* _TASK OBJECTIVE_: Report every line from the material that contains the word "data".

* _RECORDS FOR THE EXERCISE_:

━━━━━━━━━━━━━━━━━━━━━━━━━━━━━━

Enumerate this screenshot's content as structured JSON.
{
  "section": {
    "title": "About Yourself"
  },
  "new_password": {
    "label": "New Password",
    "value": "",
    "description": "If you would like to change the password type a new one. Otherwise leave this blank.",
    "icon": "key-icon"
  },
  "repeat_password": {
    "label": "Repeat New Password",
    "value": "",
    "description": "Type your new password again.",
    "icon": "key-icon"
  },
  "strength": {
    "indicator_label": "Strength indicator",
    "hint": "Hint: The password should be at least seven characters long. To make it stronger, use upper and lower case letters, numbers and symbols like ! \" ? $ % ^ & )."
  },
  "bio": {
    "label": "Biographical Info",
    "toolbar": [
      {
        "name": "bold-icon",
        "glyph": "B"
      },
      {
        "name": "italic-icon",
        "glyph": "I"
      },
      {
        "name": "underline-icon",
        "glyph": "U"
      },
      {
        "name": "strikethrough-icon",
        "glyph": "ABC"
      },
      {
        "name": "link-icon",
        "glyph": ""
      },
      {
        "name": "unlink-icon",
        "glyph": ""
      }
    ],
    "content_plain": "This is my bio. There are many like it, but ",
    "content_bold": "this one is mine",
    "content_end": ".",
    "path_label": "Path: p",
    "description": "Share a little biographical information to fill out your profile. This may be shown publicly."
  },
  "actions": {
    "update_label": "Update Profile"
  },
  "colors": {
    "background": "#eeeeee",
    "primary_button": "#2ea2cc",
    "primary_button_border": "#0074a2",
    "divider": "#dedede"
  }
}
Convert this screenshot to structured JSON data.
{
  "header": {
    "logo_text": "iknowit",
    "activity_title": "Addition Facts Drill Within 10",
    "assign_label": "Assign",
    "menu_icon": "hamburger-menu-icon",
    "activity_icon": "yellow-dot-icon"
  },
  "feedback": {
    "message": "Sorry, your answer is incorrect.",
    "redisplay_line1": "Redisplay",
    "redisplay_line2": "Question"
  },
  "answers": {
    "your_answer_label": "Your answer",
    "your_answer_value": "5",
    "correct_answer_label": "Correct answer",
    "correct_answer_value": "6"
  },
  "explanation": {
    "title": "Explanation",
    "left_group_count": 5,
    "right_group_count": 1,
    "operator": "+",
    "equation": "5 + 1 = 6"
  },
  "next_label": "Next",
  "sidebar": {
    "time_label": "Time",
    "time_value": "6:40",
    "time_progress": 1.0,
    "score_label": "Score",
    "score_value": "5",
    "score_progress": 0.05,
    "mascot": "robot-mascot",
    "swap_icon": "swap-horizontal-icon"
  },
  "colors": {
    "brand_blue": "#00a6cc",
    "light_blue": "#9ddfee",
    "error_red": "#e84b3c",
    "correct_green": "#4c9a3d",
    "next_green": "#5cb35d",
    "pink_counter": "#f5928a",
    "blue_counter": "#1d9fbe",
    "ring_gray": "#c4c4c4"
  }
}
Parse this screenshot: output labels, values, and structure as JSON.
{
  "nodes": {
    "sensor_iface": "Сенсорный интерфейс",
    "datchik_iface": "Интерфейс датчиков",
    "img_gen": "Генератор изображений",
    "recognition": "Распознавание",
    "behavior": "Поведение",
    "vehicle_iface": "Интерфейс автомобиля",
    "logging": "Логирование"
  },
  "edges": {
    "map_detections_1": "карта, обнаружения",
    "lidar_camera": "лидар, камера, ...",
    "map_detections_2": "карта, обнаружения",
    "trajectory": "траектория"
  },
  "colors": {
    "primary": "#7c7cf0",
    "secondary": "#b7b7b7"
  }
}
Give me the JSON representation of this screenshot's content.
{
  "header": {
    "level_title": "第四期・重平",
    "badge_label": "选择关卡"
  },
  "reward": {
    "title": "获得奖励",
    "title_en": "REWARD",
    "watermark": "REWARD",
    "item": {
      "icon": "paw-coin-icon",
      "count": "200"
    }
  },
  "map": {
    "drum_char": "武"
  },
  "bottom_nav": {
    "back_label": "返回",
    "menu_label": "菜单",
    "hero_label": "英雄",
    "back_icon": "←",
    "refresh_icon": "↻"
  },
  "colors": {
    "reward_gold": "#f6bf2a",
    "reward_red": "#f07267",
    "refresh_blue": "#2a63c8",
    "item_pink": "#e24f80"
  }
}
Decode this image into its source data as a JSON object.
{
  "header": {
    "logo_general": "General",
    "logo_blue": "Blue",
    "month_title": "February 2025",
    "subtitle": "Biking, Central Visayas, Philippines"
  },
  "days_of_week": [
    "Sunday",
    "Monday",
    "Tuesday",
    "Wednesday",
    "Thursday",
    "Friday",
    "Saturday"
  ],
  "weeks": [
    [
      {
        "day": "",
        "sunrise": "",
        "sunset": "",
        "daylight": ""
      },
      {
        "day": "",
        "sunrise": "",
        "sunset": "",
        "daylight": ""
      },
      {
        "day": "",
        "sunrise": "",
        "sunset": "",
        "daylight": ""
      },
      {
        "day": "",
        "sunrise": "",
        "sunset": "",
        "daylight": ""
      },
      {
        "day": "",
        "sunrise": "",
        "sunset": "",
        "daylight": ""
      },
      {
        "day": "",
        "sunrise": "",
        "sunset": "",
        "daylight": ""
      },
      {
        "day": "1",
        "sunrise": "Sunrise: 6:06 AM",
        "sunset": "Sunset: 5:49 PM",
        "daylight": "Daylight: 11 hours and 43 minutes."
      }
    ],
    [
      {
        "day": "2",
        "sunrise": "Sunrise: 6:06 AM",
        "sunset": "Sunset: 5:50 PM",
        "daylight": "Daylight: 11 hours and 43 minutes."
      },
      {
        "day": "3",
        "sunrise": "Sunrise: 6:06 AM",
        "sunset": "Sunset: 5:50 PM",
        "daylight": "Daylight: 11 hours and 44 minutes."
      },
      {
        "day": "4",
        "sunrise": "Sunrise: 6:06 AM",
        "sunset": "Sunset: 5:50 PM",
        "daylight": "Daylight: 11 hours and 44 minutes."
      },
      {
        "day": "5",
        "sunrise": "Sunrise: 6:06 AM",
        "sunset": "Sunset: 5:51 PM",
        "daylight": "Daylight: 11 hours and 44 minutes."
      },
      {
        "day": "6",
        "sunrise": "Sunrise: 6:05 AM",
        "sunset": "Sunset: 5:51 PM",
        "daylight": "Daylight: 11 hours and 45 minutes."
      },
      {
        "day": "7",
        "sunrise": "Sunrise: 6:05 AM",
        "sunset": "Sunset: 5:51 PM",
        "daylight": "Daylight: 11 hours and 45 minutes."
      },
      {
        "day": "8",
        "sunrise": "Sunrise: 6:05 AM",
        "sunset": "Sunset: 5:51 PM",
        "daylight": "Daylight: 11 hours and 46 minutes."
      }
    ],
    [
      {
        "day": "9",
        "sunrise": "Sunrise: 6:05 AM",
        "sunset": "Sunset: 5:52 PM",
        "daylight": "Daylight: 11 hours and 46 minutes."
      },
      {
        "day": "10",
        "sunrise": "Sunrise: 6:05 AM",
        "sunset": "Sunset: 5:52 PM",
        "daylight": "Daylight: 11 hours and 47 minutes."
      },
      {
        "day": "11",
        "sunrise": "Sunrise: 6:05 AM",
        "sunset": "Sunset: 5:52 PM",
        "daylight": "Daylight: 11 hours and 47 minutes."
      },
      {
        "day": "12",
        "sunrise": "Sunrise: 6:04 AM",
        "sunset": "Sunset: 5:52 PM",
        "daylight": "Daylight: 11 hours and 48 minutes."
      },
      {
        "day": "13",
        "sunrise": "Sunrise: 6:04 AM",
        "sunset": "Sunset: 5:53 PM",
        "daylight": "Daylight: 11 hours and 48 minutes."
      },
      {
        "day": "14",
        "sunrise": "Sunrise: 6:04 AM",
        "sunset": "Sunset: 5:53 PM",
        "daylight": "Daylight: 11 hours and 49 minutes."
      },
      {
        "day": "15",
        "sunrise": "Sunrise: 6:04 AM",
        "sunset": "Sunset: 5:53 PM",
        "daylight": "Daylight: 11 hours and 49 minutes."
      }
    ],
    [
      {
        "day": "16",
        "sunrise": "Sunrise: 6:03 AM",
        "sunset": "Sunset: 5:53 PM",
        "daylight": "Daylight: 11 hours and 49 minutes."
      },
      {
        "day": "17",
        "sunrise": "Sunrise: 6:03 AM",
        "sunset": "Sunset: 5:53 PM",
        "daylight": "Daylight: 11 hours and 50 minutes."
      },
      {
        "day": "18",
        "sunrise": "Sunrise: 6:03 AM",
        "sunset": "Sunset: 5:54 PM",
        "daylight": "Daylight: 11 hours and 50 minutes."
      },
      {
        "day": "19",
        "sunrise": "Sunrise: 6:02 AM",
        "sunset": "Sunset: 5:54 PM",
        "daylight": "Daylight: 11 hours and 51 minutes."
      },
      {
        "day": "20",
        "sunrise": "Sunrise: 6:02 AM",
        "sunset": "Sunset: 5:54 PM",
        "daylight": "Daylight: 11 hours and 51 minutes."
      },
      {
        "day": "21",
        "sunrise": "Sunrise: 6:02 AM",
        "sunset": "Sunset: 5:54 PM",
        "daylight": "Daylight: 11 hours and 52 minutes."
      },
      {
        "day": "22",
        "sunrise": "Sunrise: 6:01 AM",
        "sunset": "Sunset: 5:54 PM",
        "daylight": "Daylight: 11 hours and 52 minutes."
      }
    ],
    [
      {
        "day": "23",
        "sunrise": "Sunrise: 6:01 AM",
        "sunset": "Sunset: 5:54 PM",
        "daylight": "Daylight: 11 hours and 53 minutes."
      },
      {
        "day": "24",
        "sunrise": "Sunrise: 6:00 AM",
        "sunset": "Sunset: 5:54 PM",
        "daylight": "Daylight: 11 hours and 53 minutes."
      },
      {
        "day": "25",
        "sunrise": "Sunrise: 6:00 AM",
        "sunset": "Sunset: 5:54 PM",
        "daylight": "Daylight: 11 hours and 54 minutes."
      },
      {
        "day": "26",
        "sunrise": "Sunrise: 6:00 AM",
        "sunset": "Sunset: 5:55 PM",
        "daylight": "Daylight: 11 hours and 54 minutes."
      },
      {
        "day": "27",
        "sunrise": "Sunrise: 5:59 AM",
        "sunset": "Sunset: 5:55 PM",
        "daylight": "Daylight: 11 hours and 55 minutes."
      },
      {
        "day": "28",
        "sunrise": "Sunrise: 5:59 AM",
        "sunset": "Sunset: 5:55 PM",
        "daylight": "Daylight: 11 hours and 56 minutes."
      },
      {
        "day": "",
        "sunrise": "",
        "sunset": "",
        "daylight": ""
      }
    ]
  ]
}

━━━━━━━━━━━━━━━━━━━━━━━━━━━━━━

* _EXERCISE SOLUTION_:
Convert this screenshot to structured JSON data.
Decode this image into its source data as a JSON object.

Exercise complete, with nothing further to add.